> **REQUIRED WORK**
Copy out every line in which the string "Body" occurs.

> **DATA SUPPLIED**
↓

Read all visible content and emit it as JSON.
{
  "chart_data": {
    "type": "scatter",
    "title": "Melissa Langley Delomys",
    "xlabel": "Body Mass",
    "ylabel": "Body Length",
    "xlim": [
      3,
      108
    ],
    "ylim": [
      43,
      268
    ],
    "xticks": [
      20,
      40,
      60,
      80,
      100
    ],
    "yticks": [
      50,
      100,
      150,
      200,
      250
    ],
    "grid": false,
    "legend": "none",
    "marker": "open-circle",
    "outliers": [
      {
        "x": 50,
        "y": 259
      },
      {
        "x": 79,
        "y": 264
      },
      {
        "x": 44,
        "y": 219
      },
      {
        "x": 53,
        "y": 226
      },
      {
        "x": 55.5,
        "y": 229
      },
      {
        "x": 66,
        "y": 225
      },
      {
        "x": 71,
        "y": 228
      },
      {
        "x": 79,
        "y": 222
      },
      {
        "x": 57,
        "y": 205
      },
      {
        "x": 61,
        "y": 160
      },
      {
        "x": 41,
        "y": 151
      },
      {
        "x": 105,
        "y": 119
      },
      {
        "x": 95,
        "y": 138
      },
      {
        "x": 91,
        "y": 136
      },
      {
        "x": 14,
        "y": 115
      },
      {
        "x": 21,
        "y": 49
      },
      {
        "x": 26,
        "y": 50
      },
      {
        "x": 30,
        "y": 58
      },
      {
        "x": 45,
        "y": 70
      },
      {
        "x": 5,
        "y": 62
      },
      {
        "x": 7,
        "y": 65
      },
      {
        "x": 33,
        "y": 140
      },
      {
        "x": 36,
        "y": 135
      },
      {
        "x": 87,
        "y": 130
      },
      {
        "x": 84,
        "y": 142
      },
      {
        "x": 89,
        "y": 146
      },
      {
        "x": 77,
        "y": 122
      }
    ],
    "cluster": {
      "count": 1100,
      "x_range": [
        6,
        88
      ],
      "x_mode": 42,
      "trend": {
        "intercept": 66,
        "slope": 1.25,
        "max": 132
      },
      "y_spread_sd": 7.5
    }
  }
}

↑

> **EXERCISE SOLUTION**
    "xlabel": "Body Mass",
    "ylabel": "Body Length",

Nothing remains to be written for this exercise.